[Written instruction] Look through the data below. Pick out the lines holding the string "label".

########################################

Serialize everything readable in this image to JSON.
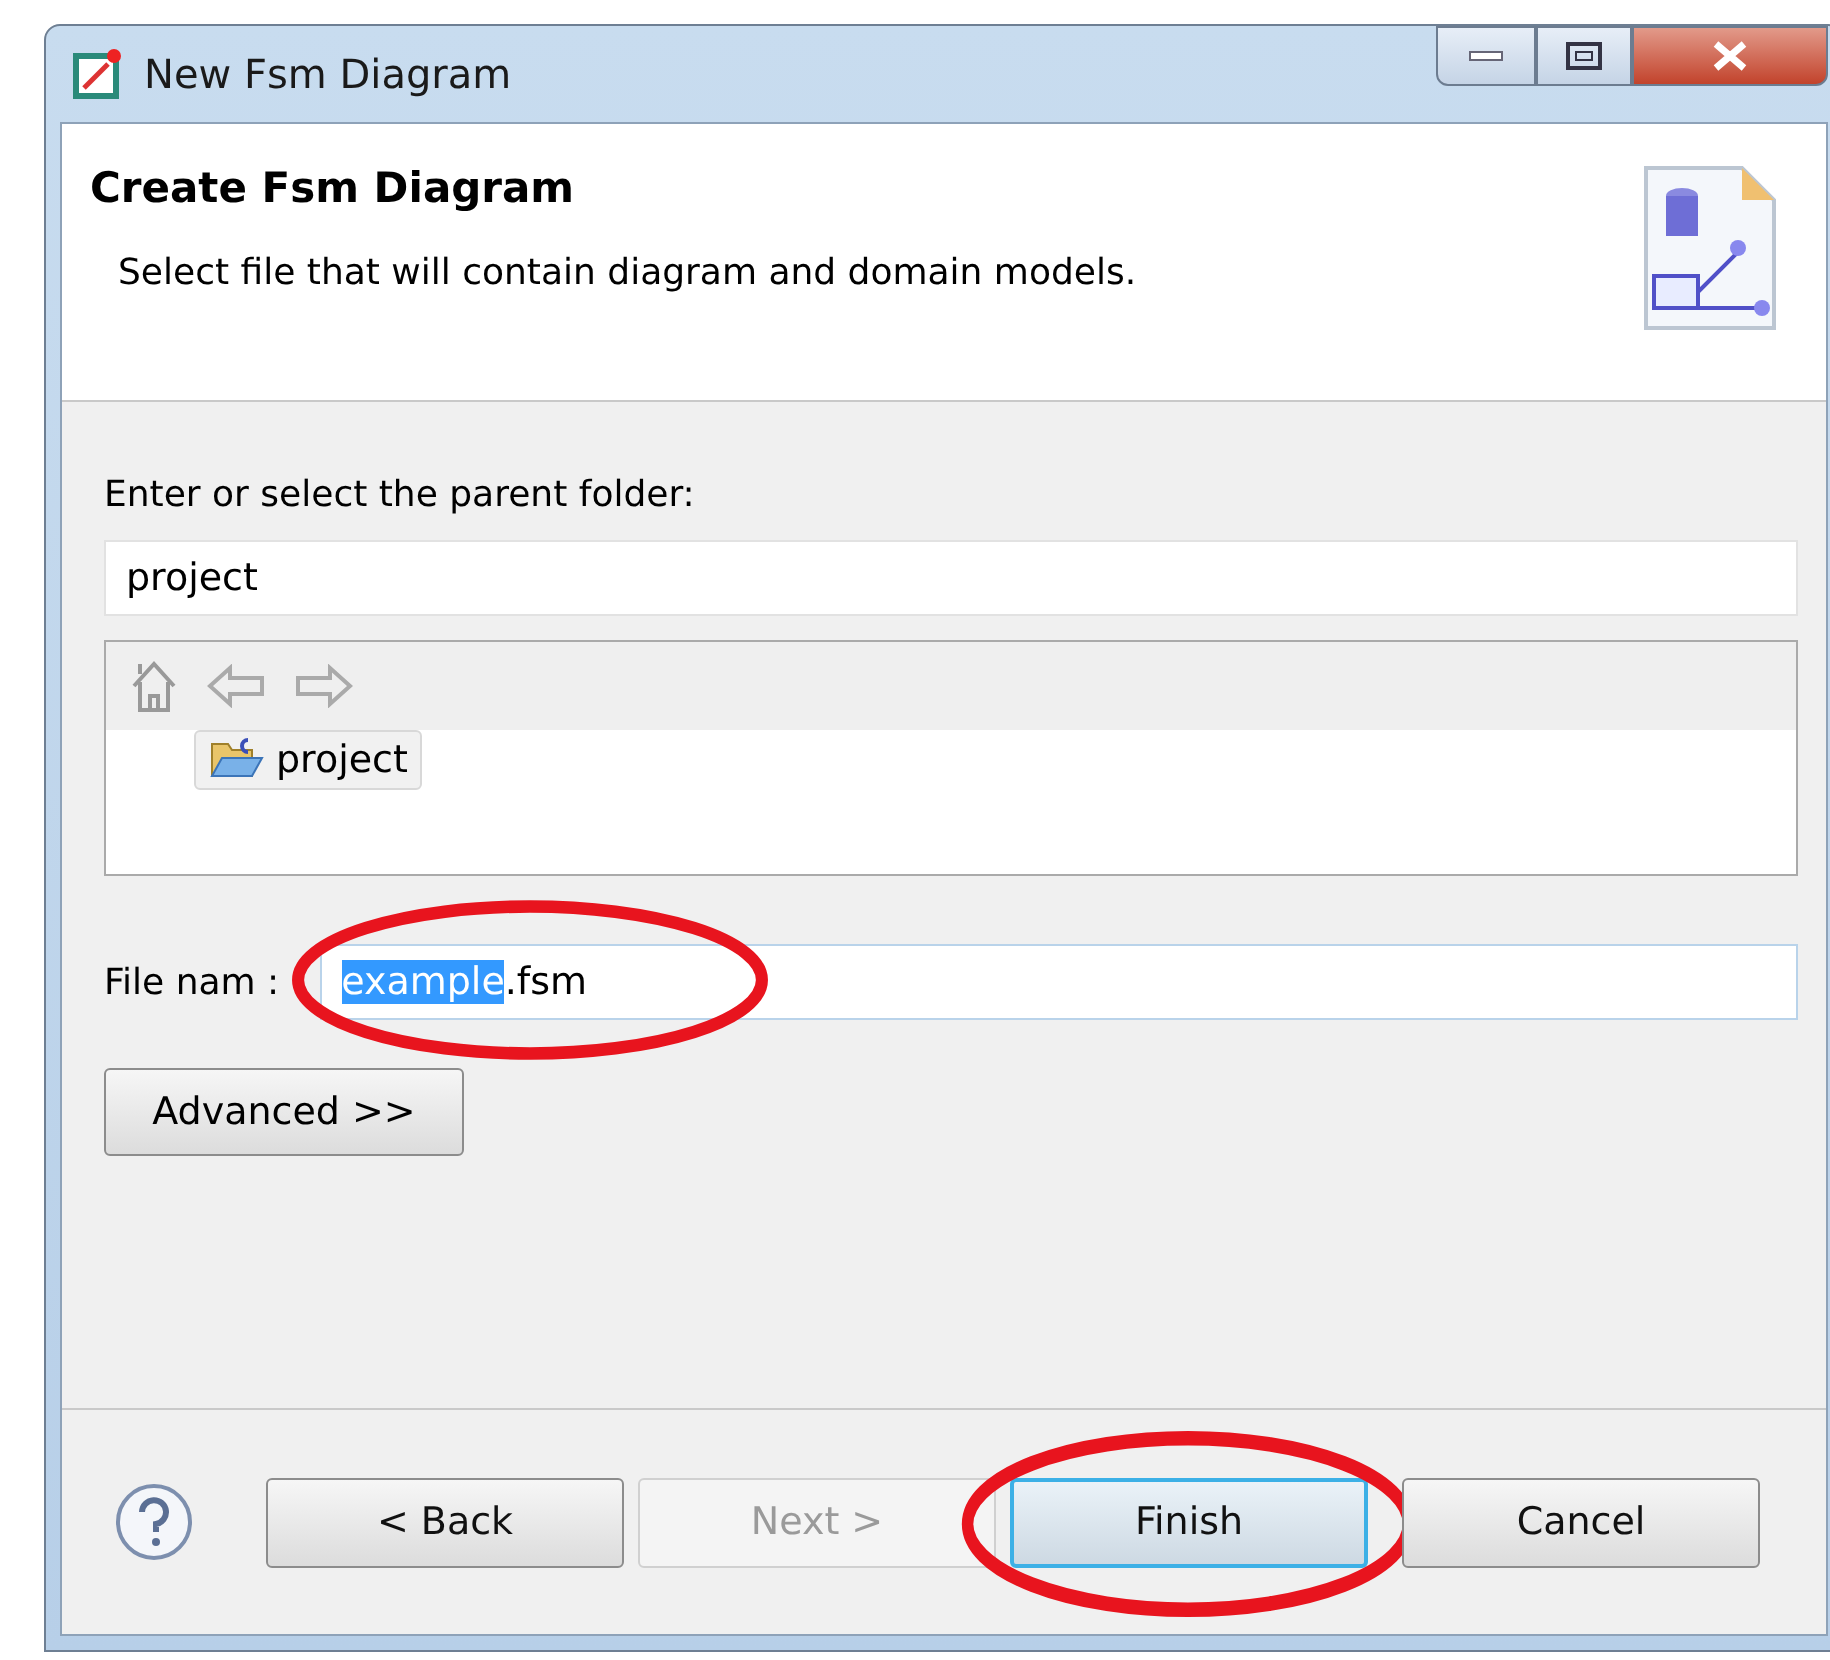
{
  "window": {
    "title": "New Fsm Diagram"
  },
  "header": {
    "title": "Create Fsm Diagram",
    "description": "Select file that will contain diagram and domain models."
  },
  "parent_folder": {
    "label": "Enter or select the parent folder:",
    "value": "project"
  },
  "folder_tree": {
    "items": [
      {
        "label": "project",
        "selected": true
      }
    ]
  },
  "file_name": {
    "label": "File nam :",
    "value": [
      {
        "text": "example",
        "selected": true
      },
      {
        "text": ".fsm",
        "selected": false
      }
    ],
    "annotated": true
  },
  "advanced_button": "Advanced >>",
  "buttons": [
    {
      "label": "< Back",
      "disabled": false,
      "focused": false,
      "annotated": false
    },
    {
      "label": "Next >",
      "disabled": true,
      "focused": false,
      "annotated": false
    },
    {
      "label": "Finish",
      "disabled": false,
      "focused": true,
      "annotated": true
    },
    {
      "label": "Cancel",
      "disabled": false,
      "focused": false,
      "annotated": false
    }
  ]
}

########################################

[The response]
    "label": "Enter or select the parent folder:",
        "label": "project",
    "label": "File nam :",
      "label": "< Back",
      "label": "Next >",
      "label": "Finish",
      "label": "Cancel",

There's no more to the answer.